● **Problem requirements**
Locate all lines with the word "color". Copy them.

——————————

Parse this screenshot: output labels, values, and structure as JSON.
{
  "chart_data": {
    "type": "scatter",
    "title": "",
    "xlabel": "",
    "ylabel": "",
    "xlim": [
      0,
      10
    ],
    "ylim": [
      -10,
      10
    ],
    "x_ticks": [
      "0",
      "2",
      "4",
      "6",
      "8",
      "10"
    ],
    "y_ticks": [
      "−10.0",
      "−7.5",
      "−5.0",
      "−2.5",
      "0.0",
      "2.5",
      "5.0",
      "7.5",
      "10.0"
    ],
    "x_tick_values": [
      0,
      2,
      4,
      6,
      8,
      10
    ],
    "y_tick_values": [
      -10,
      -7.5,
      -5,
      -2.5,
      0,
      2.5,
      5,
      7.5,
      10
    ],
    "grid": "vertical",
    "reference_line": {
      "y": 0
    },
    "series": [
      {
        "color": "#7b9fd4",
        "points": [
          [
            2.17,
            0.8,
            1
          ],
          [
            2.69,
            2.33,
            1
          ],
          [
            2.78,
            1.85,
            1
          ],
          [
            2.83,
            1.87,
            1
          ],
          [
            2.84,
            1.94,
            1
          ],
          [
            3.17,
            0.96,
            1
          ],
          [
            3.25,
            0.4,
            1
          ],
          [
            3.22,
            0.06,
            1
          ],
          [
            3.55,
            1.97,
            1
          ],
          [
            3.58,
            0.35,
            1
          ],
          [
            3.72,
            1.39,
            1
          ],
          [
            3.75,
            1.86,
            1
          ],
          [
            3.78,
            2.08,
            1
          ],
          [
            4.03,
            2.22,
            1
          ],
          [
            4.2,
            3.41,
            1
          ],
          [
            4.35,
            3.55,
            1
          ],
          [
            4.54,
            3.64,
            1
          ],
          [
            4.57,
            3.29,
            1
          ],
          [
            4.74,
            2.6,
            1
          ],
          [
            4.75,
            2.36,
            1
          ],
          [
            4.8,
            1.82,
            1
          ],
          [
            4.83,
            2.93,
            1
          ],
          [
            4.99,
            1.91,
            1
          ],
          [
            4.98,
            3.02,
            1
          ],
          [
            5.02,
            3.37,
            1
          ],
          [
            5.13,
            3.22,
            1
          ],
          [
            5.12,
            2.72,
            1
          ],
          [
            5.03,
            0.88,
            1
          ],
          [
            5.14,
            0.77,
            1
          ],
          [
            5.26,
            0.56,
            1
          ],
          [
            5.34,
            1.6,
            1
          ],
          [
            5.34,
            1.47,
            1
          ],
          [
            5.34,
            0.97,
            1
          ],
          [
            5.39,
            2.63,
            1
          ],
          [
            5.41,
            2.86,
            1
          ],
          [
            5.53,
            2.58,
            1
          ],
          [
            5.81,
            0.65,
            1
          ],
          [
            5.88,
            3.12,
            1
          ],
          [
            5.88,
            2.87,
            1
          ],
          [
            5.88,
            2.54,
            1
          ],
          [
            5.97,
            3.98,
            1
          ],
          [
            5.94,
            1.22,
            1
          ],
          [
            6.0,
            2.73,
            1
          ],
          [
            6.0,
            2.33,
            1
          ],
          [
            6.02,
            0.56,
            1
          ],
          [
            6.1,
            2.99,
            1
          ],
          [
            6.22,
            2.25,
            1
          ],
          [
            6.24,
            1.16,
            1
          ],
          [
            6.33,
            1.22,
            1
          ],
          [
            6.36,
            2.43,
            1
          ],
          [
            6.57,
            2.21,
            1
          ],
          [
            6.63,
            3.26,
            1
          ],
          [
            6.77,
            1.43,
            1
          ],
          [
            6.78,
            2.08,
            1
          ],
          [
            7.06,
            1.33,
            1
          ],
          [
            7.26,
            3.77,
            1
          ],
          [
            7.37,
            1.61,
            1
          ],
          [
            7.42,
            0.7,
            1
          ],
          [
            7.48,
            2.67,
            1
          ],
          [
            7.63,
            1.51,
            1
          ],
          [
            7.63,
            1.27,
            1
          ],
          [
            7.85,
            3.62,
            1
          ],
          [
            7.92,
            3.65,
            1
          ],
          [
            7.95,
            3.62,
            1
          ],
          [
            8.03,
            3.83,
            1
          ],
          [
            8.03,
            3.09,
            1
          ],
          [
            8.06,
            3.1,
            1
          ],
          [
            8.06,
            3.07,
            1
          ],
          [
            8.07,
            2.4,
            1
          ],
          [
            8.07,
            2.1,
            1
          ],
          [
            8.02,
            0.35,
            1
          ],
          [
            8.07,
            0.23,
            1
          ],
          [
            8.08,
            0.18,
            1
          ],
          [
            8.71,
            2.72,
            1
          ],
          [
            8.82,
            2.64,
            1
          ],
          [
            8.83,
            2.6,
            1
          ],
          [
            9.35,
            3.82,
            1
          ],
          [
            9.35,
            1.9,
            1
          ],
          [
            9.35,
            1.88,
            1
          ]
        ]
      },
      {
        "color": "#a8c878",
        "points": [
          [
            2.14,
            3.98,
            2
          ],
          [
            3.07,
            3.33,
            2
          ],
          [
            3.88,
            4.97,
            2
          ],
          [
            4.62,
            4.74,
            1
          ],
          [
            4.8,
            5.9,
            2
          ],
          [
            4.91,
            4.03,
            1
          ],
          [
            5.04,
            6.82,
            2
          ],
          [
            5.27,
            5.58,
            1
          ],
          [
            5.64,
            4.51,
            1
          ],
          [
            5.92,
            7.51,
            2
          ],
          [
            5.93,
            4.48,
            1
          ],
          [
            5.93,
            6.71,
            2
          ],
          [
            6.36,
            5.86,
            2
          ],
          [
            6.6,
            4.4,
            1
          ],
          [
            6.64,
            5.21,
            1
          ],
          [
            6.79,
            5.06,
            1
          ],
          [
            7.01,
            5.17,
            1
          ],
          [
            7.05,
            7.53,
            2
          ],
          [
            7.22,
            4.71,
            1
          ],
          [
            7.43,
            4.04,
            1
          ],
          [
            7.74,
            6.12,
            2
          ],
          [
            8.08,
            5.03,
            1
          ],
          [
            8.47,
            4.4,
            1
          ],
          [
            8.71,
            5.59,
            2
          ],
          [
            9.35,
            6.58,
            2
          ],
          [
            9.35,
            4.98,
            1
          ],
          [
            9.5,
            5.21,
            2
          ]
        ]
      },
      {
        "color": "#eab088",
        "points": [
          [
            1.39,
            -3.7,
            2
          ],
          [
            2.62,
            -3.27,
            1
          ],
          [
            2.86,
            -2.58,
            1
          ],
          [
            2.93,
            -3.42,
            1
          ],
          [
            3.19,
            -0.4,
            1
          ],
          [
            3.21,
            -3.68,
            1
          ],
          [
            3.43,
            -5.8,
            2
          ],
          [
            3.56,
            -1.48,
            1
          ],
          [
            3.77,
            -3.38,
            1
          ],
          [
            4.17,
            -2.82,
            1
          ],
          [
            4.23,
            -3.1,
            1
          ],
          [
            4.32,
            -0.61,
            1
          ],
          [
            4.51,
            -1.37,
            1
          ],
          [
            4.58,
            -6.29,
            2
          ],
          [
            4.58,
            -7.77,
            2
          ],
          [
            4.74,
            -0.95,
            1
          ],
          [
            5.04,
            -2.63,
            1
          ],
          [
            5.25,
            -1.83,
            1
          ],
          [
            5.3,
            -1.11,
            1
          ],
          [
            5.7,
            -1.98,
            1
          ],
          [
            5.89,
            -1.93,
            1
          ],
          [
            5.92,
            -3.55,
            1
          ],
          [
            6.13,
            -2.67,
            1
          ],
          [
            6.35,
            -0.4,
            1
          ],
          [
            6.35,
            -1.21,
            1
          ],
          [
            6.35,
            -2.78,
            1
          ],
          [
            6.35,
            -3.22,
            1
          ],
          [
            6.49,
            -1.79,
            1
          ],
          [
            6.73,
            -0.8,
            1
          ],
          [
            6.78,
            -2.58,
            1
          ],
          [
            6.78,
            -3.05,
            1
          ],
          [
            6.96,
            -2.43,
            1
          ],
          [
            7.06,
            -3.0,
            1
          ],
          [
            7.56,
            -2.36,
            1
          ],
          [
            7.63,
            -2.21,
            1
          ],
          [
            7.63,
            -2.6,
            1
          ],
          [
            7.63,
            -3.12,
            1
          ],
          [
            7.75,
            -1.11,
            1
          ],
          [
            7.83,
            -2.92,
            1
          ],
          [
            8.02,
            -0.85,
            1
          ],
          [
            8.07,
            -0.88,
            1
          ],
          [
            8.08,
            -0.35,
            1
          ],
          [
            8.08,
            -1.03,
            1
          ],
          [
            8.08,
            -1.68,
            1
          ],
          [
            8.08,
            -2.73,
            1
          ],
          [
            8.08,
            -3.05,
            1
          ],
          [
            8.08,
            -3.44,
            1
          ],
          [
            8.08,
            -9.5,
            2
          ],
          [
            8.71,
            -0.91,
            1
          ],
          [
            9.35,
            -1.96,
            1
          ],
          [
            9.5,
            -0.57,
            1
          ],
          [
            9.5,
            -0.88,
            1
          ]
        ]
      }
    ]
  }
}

——————————

● **Solution for this exercise**
        "color": "#7b9fd4",
        "color": "#a8c878",
        "color": "#eab088",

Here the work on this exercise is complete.